Short exercise
An exact copy of every record is needed.

(Extracted data entries)
########################################

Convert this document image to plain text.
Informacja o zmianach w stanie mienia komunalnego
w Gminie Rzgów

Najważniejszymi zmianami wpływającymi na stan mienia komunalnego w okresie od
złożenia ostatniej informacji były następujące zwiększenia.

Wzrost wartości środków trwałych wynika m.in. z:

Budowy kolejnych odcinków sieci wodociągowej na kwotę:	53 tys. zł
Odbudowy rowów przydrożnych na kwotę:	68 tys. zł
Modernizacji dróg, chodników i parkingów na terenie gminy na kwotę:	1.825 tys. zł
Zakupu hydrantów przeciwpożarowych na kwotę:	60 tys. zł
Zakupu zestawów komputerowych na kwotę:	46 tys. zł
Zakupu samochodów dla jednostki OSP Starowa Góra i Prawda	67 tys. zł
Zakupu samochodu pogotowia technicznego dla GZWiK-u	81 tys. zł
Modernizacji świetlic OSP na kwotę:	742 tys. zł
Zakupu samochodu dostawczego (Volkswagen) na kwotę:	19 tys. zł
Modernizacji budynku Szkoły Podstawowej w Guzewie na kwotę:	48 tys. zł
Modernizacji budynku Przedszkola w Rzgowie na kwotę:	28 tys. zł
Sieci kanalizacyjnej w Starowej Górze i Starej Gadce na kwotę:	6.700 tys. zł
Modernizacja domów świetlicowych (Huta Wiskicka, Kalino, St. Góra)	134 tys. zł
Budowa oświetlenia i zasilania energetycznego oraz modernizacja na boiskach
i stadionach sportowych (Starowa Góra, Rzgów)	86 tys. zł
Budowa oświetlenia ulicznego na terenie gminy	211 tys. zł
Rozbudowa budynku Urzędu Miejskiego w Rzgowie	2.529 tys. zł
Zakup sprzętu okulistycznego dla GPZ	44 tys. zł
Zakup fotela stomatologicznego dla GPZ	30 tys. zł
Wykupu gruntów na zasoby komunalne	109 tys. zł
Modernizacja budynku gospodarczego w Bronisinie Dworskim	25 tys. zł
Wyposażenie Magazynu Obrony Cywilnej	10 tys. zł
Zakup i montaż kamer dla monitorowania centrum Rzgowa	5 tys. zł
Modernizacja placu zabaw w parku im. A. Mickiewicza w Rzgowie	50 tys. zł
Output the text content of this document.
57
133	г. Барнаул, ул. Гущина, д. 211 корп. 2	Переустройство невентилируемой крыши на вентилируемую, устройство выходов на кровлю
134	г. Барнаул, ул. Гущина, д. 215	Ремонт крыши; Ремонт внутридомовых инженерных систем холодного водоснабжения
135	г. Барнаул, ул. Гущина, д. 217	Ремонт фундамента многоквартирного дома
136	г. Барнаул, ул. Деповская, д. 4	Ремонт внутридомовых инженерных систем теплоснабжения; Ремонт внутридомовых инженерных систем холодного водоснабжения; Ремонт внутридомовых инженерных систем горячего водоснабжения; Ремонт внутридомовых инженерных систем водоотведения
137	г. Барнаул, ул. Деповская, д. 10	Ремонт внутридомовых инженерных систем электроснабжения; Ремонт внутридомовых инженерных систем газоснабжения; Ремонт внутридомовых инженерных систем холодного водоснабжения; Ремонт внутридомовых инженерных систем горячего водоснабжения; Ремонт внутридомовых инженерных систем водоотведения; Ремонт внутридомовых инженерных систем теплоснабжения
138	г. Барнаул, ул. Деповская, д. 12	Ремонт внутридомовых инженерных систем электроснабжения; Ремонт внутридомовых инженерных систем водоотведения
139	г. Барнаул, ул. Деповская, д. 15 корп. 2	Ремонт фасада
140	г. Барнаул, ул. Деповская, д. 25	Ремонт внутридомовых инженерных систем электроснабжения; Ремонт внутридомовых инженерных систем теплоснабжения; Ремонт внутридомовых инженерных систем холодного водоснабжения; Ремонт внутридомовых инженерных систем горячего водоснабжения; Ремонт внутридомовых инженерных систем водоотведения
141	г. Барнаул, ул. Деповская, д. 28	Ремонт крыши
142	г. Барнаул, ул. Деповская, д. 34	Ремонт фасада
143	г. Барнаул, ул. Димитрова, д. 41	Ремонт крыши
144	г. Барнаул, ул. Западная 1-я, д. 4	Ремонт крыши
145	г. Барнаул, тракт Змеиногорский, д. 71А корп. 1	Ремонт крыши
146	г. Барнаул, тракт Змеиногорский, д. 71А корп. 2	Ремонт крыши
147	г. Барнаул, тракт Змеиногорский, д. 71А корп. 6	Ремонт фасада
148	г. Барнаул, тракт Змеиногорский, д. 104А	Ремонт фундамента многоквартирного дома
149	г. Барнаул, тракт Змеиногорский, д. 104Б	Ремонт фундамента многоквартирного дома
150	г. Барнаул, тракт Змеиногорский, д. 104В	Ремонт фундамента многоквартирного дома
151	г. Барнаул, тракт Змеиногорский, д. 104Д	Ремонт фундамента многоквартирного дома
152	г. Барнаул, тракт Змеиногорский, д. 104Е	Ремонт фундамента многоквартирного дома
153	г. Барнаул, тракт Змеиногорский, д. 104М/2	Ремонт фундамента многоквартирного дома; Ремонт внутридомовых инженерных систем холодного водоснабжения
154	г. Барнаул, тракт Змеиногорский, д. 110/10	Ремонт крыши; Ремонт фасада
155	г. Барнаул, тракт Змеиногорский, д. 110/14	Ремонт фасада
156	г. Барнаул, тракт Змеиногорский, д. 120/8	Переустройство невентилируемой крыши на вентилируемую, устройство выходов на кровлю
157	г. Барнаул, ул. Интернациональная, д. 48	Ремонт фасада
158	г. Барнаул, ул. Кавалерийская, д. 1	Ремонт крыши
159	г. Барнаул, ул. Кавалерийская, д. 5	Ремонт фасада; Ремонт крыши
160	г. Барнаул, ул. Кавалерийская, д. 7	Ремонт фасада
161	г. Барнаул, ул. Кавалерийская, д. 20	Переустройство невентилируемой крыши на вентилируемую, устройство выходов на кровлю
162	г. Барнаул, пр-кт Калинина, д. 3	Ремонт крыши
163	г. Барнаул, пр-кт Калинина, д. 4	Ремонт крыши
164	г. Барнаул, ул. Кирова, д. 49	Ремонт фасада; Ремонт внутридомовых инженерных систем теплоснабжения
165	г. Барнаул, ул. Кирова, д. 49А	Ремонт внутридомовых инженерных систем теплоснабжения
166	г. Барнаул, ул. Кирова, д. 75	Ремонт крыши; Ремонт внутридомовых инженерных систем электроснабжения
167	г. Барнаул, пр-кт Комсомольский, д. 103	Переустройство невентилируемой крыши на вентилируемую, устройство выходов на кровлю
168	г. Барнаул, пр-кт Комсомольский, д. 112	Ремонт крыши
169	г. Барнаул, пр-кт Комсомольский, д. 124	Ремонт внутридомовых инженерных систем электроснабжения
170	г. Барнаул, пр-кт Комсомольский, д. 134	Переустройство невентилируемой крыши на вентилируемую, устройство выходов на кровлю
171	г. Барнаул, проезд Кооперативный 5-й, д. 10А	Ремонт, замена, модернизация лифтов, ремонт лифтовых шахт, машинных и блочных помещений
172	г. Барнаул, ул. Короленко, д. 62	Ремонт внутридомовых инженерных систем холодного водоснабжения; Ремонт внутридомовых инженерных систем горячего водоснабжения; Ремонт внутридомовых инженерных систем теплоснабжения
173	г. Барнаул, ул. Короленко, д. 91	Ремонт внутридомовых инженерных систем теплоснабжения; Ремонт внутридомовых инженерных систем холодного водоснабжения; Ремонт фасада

########################################

Answer in full
Convert this document image to plain text.
Informacja o zmianach w stanie mienia komunalnego
w Gminie Rzgów

Najważniejszymi zmianami wpływającymi na stan mienia komunalnego w okresie od
złożenia ostatniej informacji były następujące zwiększenia.

Wzrost wartości środków trwałych wynika m.in. z:

Budowy kolejnych odcinków sieci wodociągowej na kwotę:	53 tys. zł
Odbudowy rowów przydrożnych na kwotę:	68 tys. zł
Modernizacji dróg, chodników i parkingów na terenie gminy na kwotę:	1.825 tys. zł
Zakupu hydrantów przeciwpożarowych na kwotę:	60 tys. zł
Zakupu zestawów komputerowych na kwotę:	46 tys. zł
Zakupu samochodów dla jednostki OSP Starowa Góra i Prawda	67 tys. zł
Zakupu samochodu pogotowia technicznego dla GZWiK-u	81 tys. zł
Modernizacji świetlic OSP na kwotę:	742 tys. zł
Zakupu samochodu dostawczego (Volkswagen) na kwotę:	19 tys. zł
Modernizacji budynku Szkoły Podstawowej w Guzewie na kwotę:	48 tys. zł
Modernizacji budynku Przedszkola w Rzgowie na kwotę:	28 tys. zł
Sieci kanalizacyjnej w Starowej Górze i Starej Gadce na kwotę:	6.700 tys. zł
Modernizacja domów świetlicowych (Huta Wiskicka, Kalino, St. Góra)	134 tys. zł
Budowa oświetlenia i zasilania energetycznego oraz modernizacja na boiskach
i stadionach sportowych (Starowa Góra, Rzgów)	86 tys. zł
Budowa oświetlenia ulicznego na terenie gminy	211 tys. zł
Rozbudowa budynku Urzędu Miejskiego w Rzgowie	2.529 tys. zł
Zakup sprzętu okulistycznego dla GPZ	44 tys. zł
Zakup fotela stomatologicznego dla GPZ	30 tys. zł
Wykupu gruntów na zasoby komunalne	109 tys. zł
Modernizacja budynku gospodarczego w Bronisinie Dworskim	25 tys. zł
Wyposażenie Magazynu Obrony Cywilnej	10 tys. zł
Zakup i montaż kamer dla monitorowania centrum Rzgowa	5 tys. zł
Modernizacja placu zabaw w parku im. A. Mickiewicza w Rzgowie	50 tys. zł
Output the text content of this document.
57
133	г. Барнаул, ул. Гущина, д. 211 корп. 2	Переустройство невентилируемой крыши на вентилируемую, устройство выходов на кровлю
134	г. Барнаул, ул. Гущина, д. 215	Ремонт крыши; Ремонт внутридомовых инженерных систем холодного водоснабжения
135	г. Барнаул, ул. Гущина, д. 217	Ремонт фундамента многоквартирного дома
136	г. Барнаул, ул. Деповская, д. 4	Ремонт внутридомовых инженерных систем теплоснабжения; Ремонт внутридомовых инженерных систем холодного водоснабжения; Ремонт внутридомовых инженерных систем горячего водоснабжения; Ремонт внутридомовых инженерных систем водоотведения
137	г. Барнаул, ул. Деповская, д. 10	Ремонт внутридомовых инженерных систем электроснабжения; Ремонт внутридомовых инженерных систем газоснабжения; Ремонт внутридомовых инженерных систем холодного водоснабжения; Ремонт внутридомовых инженерных систем горячего водоснабжения; Ремонт внутридомовых инженерных систем водоотведения; Ремонт внутридомовых инженерных систем теплоснабжения
138	г. Барнаул, ул. Деповская, д. 12	Ремонт внутридомовых инженерных систем электроснабжения; Ремонт внутридомовых инженерных систем водоотведения
139	г. Барнаул, ул. Деповская, д. 15 корп. 2	Ремонт фасада
140	г. Барнаул, ул. Деповская, д. 25	Ремонт внутридомовых инженерных систем электроснабжения; Ремонт внутридомовых инженерных систем теплоснабжения; Ремонт внутридомовых инженерных систем холодного водоснабжения; Ремонт внутридомовых инженерных систем горячего водоснабжения; Ремонт внутридомовых инженерных систем водоотведения
141	г. Барнаул, ул. Деповская, д. 28	Ремонт крыши
142	г. Барнаул, ул. Деповская, д. 34	Ремонт фасада
143	г. Барнаул, ул. Димитрова, д. 41	Ремонт крыши
144	г. Барнаул, ул. Западная 1-я, д. 4	Ремонт крыши
145	г. Барнаул, тракт Змеиногорский, д. 71А корп. 1	Ремонт крыши
146	г. Барнаул, тракт Змеиногорский, д. 71А корп. 2	Ремонт крыши
147	г. Барнаул, тракт Змеиногорский, д. 71А корп. 6	Ремонт фасада
148	г. Барнаул, тракт Змеиногорский, д. 104А	Ремонт фундамента многоквартирного дома
149	г. Барнаул, тракт Змеиногорский, д. 104Б	Ремонт фундамента многоквартирного дома
150	г. Барнаул, тракт Змеиногорский, д. 104В	Ремонт фундамента многоквартирного дома
151	г. Барнаул, тракт Змеиногорский, д. 104Д	Ремонт фундамента многоквартирного дома
152	г. Барнаул, тракт Змеиногорский, д. 104Е	Ремонт фундамента многоквартирного дома
153	г. Барнаул, тракт Змеиногорский, д. 104М/2	Ремонт фундамента многоквартирного дома; Ремонт внутридомовых инженерных систем холодного водоснабжения
154	г. Барнаул, тракт Змеиногорский, д. 110/10	Ремонт крыши; Ремонт фасада
155	г. Барнаул, тракт Змеиногорский, д. 110/14	Ремонт фасада
156	г. Барнаул, тракт Змеиногорский, д. 120/8	Переустройство невентилируемой крыши на вентилируемую, устройство выходов на кровлю
157	г. Барнаул, ул. Интернациональная, д. 48	Ремонт фасада
158	г. Барнаул, ул. Кавалерийская, д. 1	Ремонт крыши
159	г. Барнаул, ул. Кавалерийская, д. 5	Ремонт фасада; Ремонт крыши
160	г. Барнаул, ул. Кавалерийская, д. 7	Ремонт фасада
161	г. Барнаул, ул. Кавалерийская, д. 20	Переустройство невентилируемой крыши на вентилируемую, устройство выходов на кровлю
162	г. Барнаул, пр-кт Калинина, д. 3	Ремонт крыши
163	г. Барнаул, пр-кт Калинина, д. 4	Ремонт крыши
164	г. Барнаул, ул. Кирова, д. 49	Ремонт фасада; Ремонт внутридомовых инженерных систем теплоснабжения
165	г. Барнаул, ул. Кирова, д. 49А	Ремонт внутридомовых инженерных систем теплоснабжения
166	г. Барнаул, ул. Кирова, д. 75	Ремонт крыши; Ремонт внутридомовых инженерных систем электроснабжения
167	г. Барнаул, пр-кт Комсомольский, д. 103	Переустройство невентилируемой крыши на вентилируемую, устройство выходов на кровлю
168	г. Барнаул, пр-кт Комсомольский, д. 112	Ремонт крыши
169	г. Барнаул, пр-кт Комсомольский, д. 124	Ремонт внутридомовых инженерных систем электроснабжения
170	г. Барнаул, пр-кт Комсомольский, д. 134	Переустройство невентилируемой крыши на вентилируемую, устройство выходов на кровлю
171	г. Барнаул, проезд Кооперативный 5-й, д. 10А	Ремонт, замена, модернизация лифтов, ремонт лифтовых шахт, машинных и блочных помещений
172	г. Барнаул, ул. Короленко, д. 62	Ремонт внутридомовых инженерных систем холодного водоснабжения; Ремонт внутридомовых инженерных систем горячего водоснабжения; Ремонт внутридомовых инженерных систем теплоснабжения
173	г. Барнаул, ул. Короленко, д. 91	Ремонт внутридомовых инженерных систем теплоснабжения; Ремонт внутридомовых инженерных систем холодного водоснабжения; Ремонт фасада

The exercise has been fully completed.